*WHAT YOU HAVE TO DO:*
Produce the listing below again, exactly as shown.

[Stored items]
begin

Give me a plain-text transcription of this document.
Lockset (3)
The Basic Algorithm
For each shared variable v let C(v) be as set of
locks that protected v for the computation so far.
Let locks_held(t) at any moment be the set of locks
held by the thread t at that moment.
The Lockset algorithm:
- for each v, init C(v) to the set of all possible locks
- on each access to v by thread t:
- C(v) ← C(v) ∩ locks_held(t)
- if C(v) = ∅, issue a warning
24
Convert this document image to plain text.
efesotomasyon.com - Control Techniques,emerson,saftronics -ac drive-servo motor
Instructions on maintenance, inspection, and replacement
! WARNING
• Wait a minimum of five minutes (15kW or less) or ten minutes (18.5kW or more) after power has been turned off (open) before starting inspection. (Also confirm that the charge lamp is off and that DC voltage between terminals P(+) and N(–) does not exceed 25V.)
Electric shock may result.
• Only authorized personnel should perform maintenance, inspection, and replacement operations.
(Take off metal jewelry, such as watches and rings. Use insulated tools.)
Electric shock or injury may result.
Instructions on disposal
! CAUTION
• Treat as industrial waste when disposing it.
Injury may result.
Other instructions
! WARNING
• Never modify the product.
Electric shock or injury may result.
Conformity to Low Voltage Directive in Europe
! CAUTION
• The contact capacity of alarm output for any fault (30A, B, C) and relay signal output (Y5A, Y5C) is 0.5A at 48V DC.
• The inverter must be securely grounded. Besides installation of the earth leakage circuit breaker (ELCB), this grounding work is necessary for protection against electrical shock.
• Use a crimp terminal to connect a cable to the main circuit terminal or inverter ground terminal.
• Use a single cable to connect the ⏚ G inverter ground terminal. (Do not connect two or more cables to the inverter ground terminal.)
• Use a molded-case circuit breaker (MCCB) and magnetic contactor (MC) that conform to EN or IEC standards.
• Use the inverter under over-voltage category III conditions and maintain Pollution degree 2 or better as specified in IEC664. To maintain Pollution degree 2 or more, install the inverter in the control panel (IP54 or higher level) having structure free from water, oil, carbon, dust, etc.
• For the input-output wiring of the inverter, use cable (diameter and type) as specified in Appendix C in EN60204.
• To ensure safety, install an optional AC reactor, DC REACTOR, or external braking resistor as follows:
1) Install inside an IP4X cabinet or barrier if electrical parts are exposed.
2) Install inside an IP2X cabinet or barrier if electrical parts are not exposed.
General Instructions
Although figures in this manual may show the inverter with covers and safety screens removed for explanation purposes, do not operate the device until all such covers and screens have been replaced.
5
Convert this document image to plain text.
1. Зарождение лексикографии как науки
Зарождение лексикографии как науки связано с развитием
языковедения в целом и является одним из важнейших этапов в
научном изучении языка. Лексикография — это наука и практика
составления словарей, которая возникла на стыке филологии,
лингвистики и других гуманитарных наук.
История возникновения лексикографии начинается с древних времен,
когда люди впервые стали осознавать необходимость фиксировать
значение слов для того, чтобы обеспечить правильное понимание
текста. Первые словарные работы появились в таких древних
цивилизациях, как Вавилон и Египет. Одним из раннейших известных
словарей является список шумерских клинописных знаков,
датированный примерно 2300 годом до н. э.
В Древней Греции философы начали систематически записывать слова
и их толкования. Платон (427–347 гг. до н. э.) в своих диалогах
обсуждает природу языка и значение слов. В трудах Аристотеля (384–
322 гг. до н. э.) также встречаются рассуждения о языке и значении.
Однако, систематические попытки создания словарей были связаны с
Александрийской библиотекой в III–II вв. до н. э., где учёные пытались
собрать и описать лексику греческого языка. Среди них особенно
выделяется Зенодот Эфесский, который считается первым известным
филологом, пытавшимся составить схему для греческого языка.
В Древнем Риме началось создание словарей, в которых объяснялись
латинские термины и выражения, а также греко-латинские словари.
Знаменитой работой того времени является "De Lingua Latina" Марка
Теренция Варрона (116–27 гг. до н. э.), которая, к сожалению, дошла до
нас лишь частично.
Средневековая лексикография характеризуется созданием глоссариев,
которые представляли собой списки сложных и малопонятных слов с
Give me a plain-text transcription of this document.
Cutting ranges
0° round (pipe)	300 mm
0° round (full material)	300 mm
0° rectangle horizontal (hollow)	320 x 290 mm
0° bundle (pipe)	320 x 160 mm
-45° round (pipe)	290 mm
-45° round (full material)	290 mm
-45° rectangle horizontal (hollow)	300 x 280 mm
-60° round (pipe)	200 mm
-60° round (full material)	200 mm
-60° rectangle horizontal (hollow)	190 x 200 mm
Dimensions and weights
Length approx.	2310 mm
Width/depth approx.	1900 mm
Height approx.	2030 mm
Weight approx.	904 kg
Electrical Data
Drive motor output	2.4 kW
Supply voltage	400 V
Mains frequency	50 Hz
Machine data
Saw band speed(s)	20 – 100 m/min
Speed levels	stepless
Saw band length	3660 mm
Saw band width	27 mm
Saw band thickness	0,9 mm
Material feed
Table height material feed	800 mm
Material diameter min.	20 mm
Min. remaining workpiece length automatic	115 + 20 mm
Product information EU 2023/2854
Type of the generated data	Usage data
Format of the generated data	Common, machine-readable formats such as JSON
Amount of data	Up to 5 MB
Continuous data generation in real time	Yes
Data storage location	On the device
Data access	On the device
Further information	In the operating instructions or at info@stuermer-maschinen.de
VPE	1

end

*REPLY:*
Give me a plain-text transcription of this document.
Lockset (3)
The Basic Algorithm
For each shared variable v let C(v) be as set of
locks that protected v for the computation so far.
Let locks_held(t) at any moment be the set of locks
held by the thread t at that moment.
The Lockset algorithm:
- for each v, init C(v) to the set of all possible locks
- on each access to v by thread t:
- C(v) ← C(v) ∩ locks_held(t)
- if C(v) = ∅, issue a warning
24
Convert this document image to plain text.
efesotomasyon.com - Control Techniques,emerson,saftronics -ac drive-servo motor
Instructions on maintenance, inspection, and replacement
! WARNING
• Wait a minimum of five minutes (15kW or less) or ten minutes (18.5kW or more) after power has been turned off (open) before starting inspection. (Also confirm that the charge lamp is off and that DC voltage between terminals P(+) and N(–) does not exceed 25V.)
Electric shock may result.
• Only authorized personnel should perform maintenance, inspection, and replacement operations.
(Take off metal jewelry, such as watches and rings. Use insulated tools.)
Electric shock or injury may result.
Instructions on disposal
! CAUTION
• Treat as industrial waste when disposing it.
Injury may result.
Other instructions
! WARNING
• Never modify the product.
Electric shock or injury may result.
Conformity to Low Voltage Directive in Europe
! CAUTION
• The contact capacity of alarm output for any fault (30A, B, C) and relay signal output (Y5A, Y5C) is 0.5A at 48V DC.
• The inverter must be securely grounded. Besides installation of the earth leakage circuit breaker (ELCB), this grounding work is necessary for protection against electrical shock.
• Use a crimp terminal to connect a cable to the main circuit terminal or inverter ground terminal.
• Use a single cable to connect the ⏚ G inverter ground terminal. (Do not connect two or more cables to the inverter ground terminal.)
• Use a molded-case circuit breaker (MCCB) and magnetic contactor (MC) that conform to EN or IEC standards.
• Use the inverter under over-voltage category III conditions and maintain Pollution degree 2 or better as specified in IEC664. To maintain Pollution degree 2 or more, install the inverter in the control panel (IP54 or higher level) having structure free from water, oil, carbon, dust, etc.
• For the input-output wiring of the inverter, use cable (diameter and type) as specified in Appendix C in EN60204.
• To ensure safety, install an optional AC reactor, DC REACTOR, or external braking resistor as follows:
1) Install inside an IP4X cabinet or barrier if electrical parts are exposed.
2) Install inside an IP2X cabinet or barrier if electrical parts are not exposed.
General Instructions
Although figures in this manual may show the inverter with covers and safety screens removed for explanation purposes, do not operate the device until all such covers and screens have been replaced.
5
Convert this document image to plain text.
1. Зарождение лексикографии как науки
Зарождение лексикографии как науки связано с развитием
языковедения в целом и является одним из важнейших этапов в
научном изучении языка. Лексикография — это наука и практика
составления словарей, которая возникла на стыке филологии,
лингвистики и других гуманитарных наук.
История возникновения лексикографии начинается с древних времен,
когда люди впервые стали осознавать необходимость фиксировать
значение слов для того, чтобы обеспечить правильное понимание
текста. Первые словарные работы появились в таких древних
цивилизациях, как Вавилон и Египет. Одним из раннейших известных
словарей является список шумерских клинописных знаков,
датированный примерно 2300 годом до н. э.
В Древней Греции философы начали систематически записывать слова
и их толкования. Платон (427–347 гг. до н. э.) в своих диалогах
обсуждает природу языка и значение слов. В трудах Аристотеля (384–
322 гг. до н. э.) также встречаются рассуждения о языке и значении.
Однако, систематические попытки создания словарей были связаны с
Александрийской библиотекой в III–II вв. до н. э., где учёные пытались
собрать и описать лексику греческого языка. Среди них особенно
выделяется Зенодот Эфесский, который считается первым известным
филологом, пытавшимся составить схему для греческого языка.
В Древнем Риме началось создание словарей, в которых объяснялись
латинские термины и выражения, а также греко-латинские словари.
Знаменитой работой того времени является "De Lingua Latina" Марка
Теренция Варрона (116–27 гг. до н. э.), которая, к сожалению, дошла до
нас лишь частично.
Средневековая лексикография характеризуется созданием глоссариев,
которые представляли собой списки сложных и малопонятных слов с
Give me a plain-text transcription of this document.
Cutting ranges
0° round (pipe)	300 mm
0° round (full material)	300 mm
0° rectangle horizontal (hollow)	320 x 290 mm
0° bundle (pipe)	320 x 160 mm
-45° round (pipe)	290 mm
-45° round (full material)	290 mm
-45° rectangle horizontal (hollow)	300 x 280 mm
-60° round (pipe)	200 mm
-60° round (full material)	200 mm
-60° rectangle horizontal (hollow)	190 x 200 mm
Dimensions and weights
Length approx.	2310 mm
Width/depth approx.	1900 mm
Height approx.	2030 mm
Weight approx.	904 kg
Electrical Data
Drive motor output	2.4 kW
Supply voltage	400 V
Mains frequency	50 Hz
Machine data
Saw band speed(s)	20 – 100 m/min
Speed levels	stepless
Saw band length	3660 mm
Saw band width	27 mm
Saw band thickness	0,9 mm
Material feed
Table height material feed	800 mm
Material diameter min.	20 mm
Min. remaining workpiece length automatic	115 + 20 mm
Product information EU 2023/2854
Type of the generated data	Usage data
Format of the generated data	Common, machine-readable formats such as JSON
Amount of data	Up to 5 MB
Continuous data generation in real time	Yes
Data storage location	On the device
Data access	On the device
Further information	In the operating instructions or at info@stuermer-maschinen.de
VPE	1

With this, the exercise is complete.